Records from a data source
►
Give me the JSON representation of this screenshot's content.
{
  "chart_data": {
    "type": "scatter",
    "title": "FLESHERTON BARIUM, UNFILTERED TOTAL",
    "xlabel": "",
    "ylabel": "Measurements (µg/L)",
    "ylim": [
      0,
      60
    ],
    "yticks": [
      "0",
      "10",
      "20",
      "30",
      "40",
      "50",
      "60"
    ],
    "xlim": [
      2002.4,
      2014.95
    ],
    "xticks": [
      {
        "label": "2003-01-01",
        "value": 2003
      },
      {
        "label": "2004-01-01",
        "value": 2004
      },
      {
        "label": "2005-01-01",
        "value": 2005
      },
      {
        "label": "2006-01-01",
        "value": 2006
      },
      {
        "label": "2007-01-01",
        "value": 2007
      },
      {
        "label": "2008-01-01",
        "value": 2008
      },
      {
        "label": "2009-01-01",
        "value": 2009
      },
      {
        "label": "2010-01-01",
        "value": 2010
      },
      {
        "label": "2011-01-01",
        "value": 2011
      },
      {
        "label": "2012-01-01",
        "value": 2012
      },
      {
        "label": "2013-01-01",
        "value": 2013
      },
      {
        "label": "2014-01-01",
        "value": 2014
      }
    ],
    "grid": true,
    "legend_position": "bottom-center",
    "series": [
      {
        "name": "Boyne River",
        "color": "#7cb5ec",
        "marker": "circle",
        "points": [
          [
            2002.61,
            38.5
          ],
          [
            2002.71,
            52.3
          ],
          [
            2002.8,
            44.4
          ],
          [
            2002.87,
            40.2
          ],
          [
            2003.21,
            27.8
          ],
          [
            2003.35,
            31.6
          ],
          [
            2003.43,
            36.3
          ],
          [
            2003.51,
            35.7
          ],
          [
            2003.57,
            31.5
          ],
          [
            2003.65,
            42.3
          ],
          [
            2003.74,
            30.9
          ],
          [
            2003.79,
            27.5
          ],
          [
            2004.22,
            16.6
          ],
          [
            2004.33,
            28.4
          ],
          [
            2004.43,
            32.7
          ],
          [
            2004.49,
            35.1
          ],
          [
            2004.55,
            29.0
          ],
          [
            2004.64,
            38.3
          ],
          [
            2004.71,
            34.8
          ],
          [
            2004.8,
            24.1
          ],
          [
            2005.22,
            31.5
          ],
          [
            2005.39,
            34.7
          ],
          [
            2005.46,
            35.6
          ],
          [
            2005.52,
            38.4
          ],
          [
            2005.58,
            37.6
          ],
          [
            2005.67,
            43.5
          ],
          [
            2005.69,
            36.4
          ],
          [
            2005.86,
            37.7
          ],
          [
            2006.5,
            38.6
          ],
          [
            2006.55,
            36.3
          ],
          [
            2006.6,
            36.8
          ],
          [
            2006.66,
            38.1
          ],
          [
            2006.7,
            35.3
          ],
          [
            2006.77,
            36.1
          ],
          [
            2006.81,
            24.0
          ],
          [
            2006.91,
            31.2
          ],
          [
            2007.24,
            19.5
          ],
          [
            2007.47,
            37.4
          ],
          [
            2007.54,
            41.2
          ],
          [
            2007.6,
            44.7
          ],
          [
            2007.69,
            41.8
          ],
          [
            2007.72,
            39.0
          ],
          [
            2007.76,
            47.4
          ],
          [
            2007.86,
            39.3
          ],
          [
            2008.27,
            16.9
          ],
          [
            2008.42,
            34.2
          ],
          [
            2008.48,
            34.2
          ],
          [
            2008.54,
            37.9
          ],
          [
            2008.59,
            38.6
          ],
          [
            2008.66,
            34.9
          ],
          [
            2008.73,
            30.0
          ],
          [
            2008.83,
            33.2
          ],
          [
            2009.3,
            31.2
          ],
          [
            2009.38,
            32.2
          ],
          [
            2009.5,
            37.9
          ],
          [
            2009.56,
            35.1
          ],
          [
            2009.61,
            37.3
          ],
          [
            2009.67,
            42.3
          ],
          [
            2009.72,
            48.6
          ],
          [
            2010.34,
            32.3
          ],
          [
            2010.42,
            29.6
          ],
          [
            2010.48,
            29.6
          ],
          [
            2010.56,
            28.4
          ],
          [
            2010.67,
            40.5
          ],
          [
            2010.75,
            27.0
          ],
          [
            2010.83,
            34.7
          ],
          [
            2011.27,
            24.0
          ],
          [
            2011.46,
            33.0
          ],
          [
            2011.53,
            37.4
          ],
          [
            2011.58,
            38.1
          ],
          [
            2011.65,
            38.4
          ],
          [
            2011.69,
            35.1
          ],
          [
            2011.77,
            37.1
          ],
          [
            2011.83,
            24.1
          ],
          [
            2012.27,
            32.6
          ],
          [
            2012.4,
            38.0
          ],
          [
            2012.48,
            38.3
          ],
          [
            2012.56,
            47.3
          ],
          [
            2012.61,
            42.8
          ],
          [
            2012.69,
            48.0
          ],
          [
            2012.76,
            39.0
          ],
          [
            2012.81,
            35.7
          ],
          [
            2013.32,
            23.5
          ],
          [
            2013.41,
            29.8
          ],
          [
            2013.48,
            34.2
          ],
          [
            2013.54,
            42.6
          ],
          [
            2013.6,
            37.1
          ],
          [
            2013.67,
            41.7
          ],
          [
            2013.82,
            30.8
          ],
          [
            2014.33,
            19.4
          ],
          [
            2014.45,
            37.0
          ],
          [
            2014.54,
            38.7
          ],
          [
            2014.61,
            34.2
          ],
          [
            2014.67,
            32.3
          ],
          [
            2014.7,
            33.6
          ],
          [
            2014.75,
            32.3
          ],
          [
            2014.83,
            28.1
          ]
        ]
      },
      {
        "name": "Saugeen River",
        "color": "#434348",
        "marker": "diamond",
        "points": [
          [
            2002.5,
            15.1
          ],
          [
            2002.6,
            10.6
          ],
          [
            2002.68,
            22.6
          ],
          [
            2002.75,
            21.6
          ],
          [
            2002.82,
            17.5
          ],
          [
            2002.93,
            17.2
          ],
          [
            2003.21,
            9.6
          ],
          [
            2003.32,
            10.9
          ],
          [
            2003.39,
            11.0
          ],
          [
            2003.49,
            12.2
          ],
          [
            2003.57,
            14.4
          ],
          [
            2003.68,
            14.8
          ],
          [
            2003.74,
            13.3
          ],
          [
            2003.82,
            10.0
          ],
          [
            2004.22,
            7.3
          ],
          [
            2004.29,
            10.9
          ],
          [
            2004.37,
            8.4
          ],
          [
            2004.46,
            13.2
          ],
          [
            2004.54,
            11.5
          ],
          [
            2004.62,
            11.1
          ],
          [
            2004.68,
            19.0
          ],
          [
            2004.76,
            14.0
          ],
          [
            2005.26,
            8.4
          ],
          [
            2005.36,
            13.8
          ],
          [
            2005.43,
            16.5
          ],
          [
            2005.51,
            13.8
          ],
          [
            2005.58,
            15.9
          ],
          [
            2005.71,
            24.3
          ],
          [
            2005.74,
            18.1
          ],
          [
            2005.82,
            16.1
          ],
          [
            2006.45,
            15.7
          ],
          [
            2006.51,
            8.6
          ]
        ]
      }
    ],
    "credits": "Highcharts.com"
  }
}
◄
- _SHORT TASK_
In this exercise, repeat all entries exactly.

- _COMPLETED TASK_
Give me the JSON representation of this screenshot's content.
{
  "chart_data": {
    "type": "scatter",
    "title": "FLESHERTON BARIUM, UNFILTERED TOTAL",
    "xlabel": "",
    "ylabel": "Measurements (µg/L)",
    "ylim": [
      0,
      60
    ],
    "yticks": [
      "0",
      "10",
      "20",
      "30",
      "40",
      "50",
      "60"
    ],
    "xlim": [
      2002.4,
      2014.95
    ],
    "xticks": [
      {
        "label": "2003-01-01",
        "value": 2003
      },
      {
        "label": "2004-01-01",
        "value": 2004
      },
      {
        "label": "2005-01-01",
        "value": 2005
      },
      {
        "label": "2006-01-01",
        "value": 2006
      },
      {
        "label": "2007-01-01",
        "value": 2007
      },
      {
        "label": "2008-01-01",
        "value": 2008
      },
      {
        "label": "2009-01-01",
        "value": 2009
      },
      {
        "label": "2010-01-01",
        "value": 2010
      },
      {
        "label": "2011-01-01",
        "value": 2011
      },
      {
        "label": "2012-01-01",
        "value": 2012
      },
      {
        "label": "2013-01-01",
        "value": 2013
      },
      {
        "label": "2014-01-01",
        "value": 2014
      }
    ],
    "grid": true,
    "legend_position": "bottom-center",
    "series": [
      {
        "name": "Boyne River",
        "color": "#7cb5ec",
        "marker": "circle",
        "points": [
          [
            2002.61,
            38.5
          ],
          [
            2002.71,
            52.3
          ],
          [
            2002.8,
            44.4
          ],
          [
            2002.87,
            40.2
          ],
          [
            2003.21,
            27.8
          ],
          [
            2003.35,
            31.6
          ],
          [
            2003.43,
            36.3
          ],
          [
            2003.51,
            35.7
          ],
          [
            2003.57,
            31.5
          ],
          [
            2003.65,
            42.3
          ],
          [
            2003.74,
            30.9
          ],
          [
            2003.79,
            27.5
          ],
          [
            2004.22,
            16.6
          ],
          [
            2004.33,
            28.4
          ],
          [
            2004.43,
            32.7
          ],
          [
            2004.49,
            35.1
          ],
          [
            2004.55,
            29.0
          ],
          [
            2004.64,
            38.3
          ],
          [
            2004.71,
            34.8
          ],
          [
            2004.8,
            24.1
          ],
          [
            2005.22,
            31.5
          ],
          [
            2005.39,
            34.7
          ],
          [
            2005.46,
            35.6
          ],
          [
            2005.52,
            38.4
          ],
          [
            2005.58,
            37.6
          ],
          [
            2005.67,
            43.5
          ],
          [
            2005.69,
            36.4
          ],
          [
            2005.86,
            37.7
          ],
          [
            2006.5,
            38.6
          ],
          [
            2006.55,
            36.3
          ],
          [
            2006.6,
            36.8
          ],
          [
            2006.66,
            38.1
          ],
          [
            2006.7,
            35.3
          ],
          [
            2006.77,
            36.1
          ],
          [
            2006.81,
            24.0
          ],
          [
            2006.91,
            31.2
          ],
          [
            2007.24,
            19.5
          ],
          [
            2007.47,
            37.4
          ],
          [
            2007.54,
            41.2
          ],
          [
            2007.6,
            44.7
          ],
          [
            2007.69,
            41.8
          ],
          [
            2007.72,
            39.0
          ],
          [
            2007.76,
            47.4
          ],
          [
            2007.86,
            39.3
          ],
          [
            2008.27,
            16.9
          ],
          [
            2008.42,
            34.2
          ],
          [
            2008.48,
            34.2
          ],
          [
            2008.54,
            37.9
          ],
          [
            2008.59,
            38.6
          ],
          [
            2008.66,
            34.9
          ],
          [
            2008.73,
            30.0
          ],
          [
            2008.83,
            33.2
          ],
          [
            2009.3,
            31.2
          ],
          [
            2009.38,
            32.2
          ],
          [
            2009.5,
            37.9
          ],
          [
            2009.56,
            35.1
          ],
          [
            2009.61,
            37.3
          ],
          [
            2009.67,
            42.3
          ],
          [
            2009.72,
            48.6
          ],
          [
            2010.34,
            32.3
          ],
          [
            2010.42,
            29.6
          ],
          [
            2010.48,
            29.6
          ],
          [
            2010.56,
            28.4
          ],
          [
            2010.67,
            40.5
          ],
          [
            2010.75,
            27.0
          ],
          [
            2010.83,
            34.7
          ],
          [
            2011.27,
            24.0
          ],
          [
            2011.46,
            33.0
          ],
          [
            2011.53,
            37.4
          ],
          [
            2011.58,
            38.1
          ],
          [
            2011.65,
            38.4
          ],
          [
            2011.69,
            35.1
          ],
          [
            2011.77,
            37.1
          ],
          [
            2011.83,
            24.1
          ],
          [
            2012.27,
            32.6
          ],
          [
            2012.4,
            38.0
          ],
          [
            2012.48,
            38.3
          ],
          [
            2012.56,
            47.3
          ],
          [
            2012.61,
            42.8
          ],
          [
            2012.69,
            48.0
          ],
          [
            2012.76,
            39.0
          ],
          [
            2012.81,
            35.7
          ],
          [
            2013.32,
            23.5
          ],
          [
            2013.41,
            29.8
          ],
          [
            2013.48,
            34.2
          ],
          [
            2013.54,
            42.6
          ],
          [
            2013.6,
            37.1
          ],
          [
            2013.67,
            41.7
          ],
          [
            2013.82,
            30.8
          ],
          [
            2014.33,
            19.4
          ],
          [
            2014.45,
            37.0
          ],
          [
            2014.54,
            38.7
          ],
          [
            2014.61,
            34.2
          ],
          [
            2014.67,
            32.3
          ],
          [
            2014.7,
            33.6
          ],
          [
            2014.75,
            32.3
          ],
          [
            2014.83,
            28.1
          ]
        ]
      },
      {
        "name": "Saugeen River",
        "color": "#434348",
        "marker": "diamond",
        "points": [
          [
            2002.5,
            15.1
          ],
          [
            2002.6,
            10.6
          ],
          [
            2002.68,
            22.6
          ],
          [
            2002.75,
            21.6
          ],
          [
            2002.82,
            17.5
          ],
          [
            2002.93,
            17.2
          ],
          [
            2003.21,
            9.6
          ],
          [
            2003.32,
            10.9
          ],
          [
            2003.39,
            11.0
          ],
          [
            2003.49,
            12.2
          ],
          [
            2003.57,
            14.4
          ],
          [
            2003.68,
            14.8
          ],
          [
            2003.74,
            13.3
          ],
          [
            2003.82,
            10.0
          ],
          [
            2004.22,
            7.3
          ],
          [
            2004.29,
            10.9
          ],
          [
            2004.37,
            8.4
          ],
          [
            2004.46,
            13.2
          ],
          [
            2004.54,
            11.5
          ],
          [
            2004.62,
            11.1
          ],
          [
            2004.68,
            19.0
          ],
          [
            2004.76,
            14.0
          ],
          [
            2005.26,
            8.4
          ],
          [
            2005.36,
            13.8
          ],
          [
            2005.43,
            16.5
          ],
          [
            2005.51,
            13.8
          ],
          [
            2005.58,
            15.9
          ],
          [
            2005.71,
            24.3
          ],
          [
            2005.74,
            18.1
          ],
          [
            2005.82,
            16.1
          ],
          [
            2006.45,
            15.7
          ],
          [
            2006.51,
            8.6
          ]
        ]
      }
    ],
    "credits": "Highcharts.com"
  }
}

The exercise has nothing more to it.